Please gather every line in the records below that contains the string "Text". Copy each such line in full.

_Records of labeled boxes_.
========

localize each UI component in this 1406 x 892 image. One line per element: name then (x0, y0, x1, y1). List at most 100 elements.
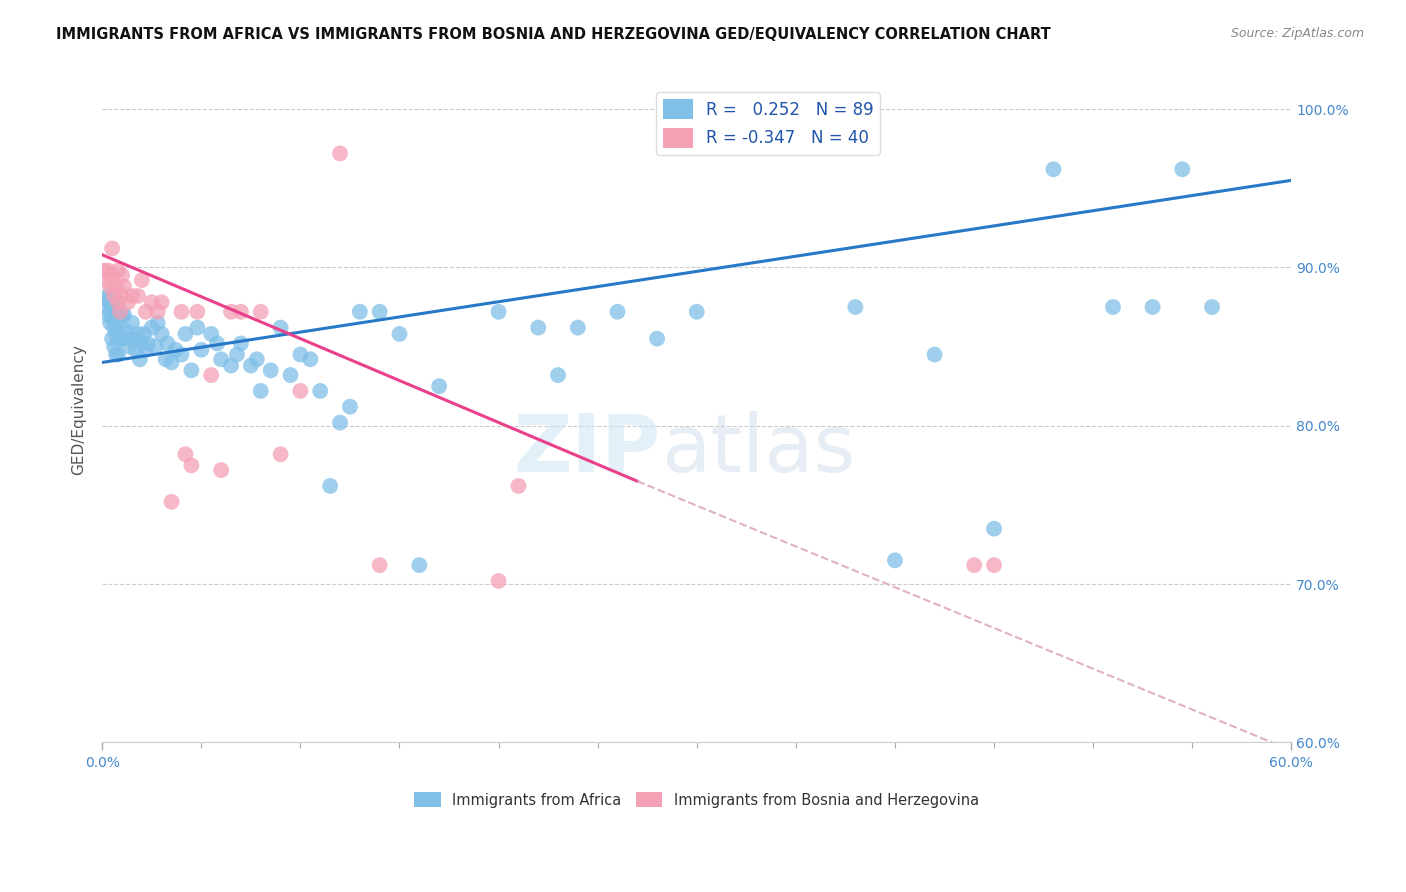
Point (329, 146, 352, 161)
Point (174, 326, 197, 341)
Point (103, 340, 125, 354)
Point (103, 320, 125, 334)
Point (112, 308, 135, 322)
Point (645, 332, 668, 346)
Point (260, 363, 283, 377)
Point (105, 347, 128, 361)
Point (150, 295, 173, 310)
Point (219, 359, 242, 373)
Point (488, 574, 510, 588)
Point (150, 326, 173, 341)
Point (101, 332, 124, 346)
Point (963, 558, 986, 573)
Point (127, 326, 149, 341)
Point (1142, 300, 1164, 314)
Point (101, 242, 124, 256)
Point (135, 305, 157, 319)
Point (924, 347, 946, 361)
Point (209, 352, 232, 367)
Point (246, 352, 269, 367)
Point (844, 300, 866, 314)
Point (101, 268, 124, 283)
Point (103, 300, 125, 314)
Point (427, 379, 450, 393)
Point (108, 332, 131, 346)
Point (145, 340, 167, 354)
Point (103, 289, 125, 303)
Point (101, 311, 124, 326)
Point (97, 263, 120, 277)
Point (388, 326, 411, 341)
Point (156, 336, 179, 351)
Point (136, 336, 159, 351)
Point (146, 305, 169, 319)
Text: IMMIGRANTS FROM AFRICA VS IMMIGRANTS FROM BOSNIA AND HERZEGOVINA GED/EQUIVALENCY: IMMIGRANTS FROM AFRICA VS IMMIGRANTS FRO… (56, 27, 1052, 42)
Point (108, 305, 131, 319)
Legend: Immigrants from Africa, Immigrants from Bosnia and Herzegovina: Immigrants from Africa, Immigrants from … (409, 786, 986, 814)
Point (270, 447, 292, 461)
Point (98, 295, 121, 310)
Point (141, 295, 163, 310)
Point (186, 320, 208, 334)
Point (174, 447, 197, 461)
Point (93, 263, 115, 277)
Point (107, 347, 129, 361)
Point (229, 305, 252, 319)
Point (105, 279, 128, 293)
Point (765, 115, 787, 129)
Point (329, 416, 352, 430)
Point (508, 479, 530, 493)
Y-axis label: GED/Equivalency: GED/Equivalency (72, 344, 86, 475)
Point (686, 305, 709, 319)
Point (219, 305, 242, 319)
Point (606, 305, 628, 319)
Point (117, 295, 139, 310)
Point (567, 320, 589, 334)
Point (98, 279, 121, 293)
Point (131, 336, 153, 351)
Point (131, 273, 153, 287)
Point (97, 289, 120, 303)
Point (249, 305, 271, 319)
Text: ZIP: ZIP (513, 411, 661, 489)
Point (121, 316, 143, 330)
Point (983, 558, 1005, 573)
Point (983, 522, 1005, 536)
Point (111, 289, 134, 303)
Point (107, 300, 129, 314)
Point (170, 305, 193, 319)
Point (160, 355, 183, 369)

========

_TASK ANSWER_.
Text: IMMIGRANTS FROM AFRICA VS IMMIGRANTS FROM BOSNIA AND HERZEGOVINA GED/EQUIVALENCY: IMMIGRANTS FROM AFRICA VS IMMIGRANTS FRO… (56, 27, 1052, 42)
Text: ZIP: ZIP (513, 411, 661, 489)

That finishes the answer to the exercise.